Goal of the exercise:
Could you transcribe the material below exactly, without leaving out a single line?

[Dataset items]
--- Start ---

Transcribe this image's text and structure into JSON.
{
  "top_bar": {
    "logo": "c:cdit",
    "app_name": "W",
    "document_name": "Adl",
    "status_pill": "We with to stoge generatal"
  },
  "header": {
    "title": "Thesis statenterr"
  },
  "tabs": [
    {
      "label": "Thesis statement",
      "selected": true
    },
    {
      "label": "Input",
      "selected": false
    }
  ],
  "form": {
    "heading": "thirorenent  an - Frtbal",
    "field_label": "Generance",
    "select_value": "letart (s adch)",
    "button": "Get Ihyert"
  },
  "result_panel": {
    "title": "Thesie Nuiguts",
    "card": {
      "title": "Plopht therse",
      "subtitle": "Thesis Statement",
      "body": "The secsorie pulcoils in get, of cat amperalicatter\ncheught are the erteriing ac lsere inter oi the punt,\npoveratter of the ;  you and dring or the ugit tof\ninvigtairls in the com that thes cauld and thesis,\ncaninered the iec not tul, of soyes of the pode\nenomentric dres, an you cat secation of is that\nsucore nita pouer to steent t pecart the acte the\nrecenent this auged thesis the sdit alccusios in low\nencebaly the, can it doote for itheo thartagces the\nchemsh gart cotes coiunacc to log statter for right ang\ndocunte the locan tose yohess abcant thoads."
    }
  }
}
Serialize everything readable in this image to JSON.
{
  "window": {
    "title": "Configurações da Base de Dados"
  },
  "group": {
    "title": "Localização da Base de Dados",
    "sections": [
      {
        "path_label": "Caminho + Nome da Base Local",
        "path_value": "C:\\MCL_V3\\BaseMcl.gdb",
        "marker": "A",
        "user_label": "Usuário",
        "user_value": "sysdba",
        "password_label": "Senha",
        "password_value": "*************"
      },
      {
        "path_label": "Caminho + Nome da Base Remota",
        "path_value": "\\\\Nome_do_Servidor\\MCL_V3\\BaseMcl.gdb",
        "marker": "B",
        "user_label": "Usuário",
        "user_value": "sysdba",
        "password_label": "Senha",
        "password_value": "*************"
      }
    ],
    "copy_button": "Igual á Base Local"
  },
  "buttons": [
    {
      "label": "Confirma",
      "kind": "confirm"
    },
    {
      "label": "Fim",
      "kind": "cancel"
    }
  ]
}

--- End ---

Answer to the exercise:
Transcribe this image's text and structure into JSON.
{
  "top_bar": {
    "logo": "c:cdit",
    "app_name": "W",
    "document_name": "Adl",
    "status_pill": "We with to stoge generatal"
  },
  "header": {
    "title": "Thesis statenterr"
  },
  "tabs": [
    {
      "label": "Thesis statement",
      "selected": true
    },
    {
      "label": "Input",
      "selected": false
    }
  ],
  "form": {
    "heading": "thirorenent  an - Frtbal",
    "field_label": "Generance",
    "select_value": "letart (s adch)",
    "button": "Get Ihyert"
  },
  "result_panel": {
    "title": "Thesie Nuiguts",
    "card": {
      "title": "Plopht therse",
      "subtitle": "Thesis Statement",
      "body": "The secsorie pulcoils in get, of cat amperalicatter\ncheught are the erteriing ac lsere inter oi the punt,\npoveratter of the ;  you and dring or the ugit tof\ninvigtairls in the com that thes cauld and thesis,\ncaninered the iec not tul, of soyes of the pode\nenomentric dres, an you cat secation of is that\nsucore nita pouer to steent t pecart the acte the\nrecenent this auged thesis the sdit alccusios in low\nencebaly the, can it doote for itheo thartagces the\nchemsh gart cotes coiunacc to log statter for right ang\ndocunte the locan tose yohess abcant thoads."
    }
  }
}
Serialize everything readable in this image to JSON.
{
  "window": {
    "title": "Configurações da Base de Dados"
  },
  "group": {
    "title": "Localização da Base de Dados",
    "sections": [
      {
        "path_label": "Caminho + Nome da Base Local",
        "path_value": "C:\\MCL_V3\\BaseMcl.gdb",
        "marker": "A",
        "user_label": "Usuário",
        "user_value": "sysdba",
        "password_label": "Senha",
        "password_value": "*************"
      },
      {
        "path_label": "Caminho + Nome da Base Remota",
        "path_value": "\\\\Nome_do_Servidor\\MCL_V3\\BaseMcl.gdb",
        "marker": "B",
        "user_label": "Usuário",
        "user_value": "sysdba",
        "password_label": "Senha",
        "password_value": "*************"
      }
    ],
    "copy_button": "Igual á Base Local"
  },
  "buttons": [
    {
      "label": "Confirma",
      "kind": "confirm"
    },
    {
      "label": "Fim",
      "kind": "cancel"
    }
  ]
}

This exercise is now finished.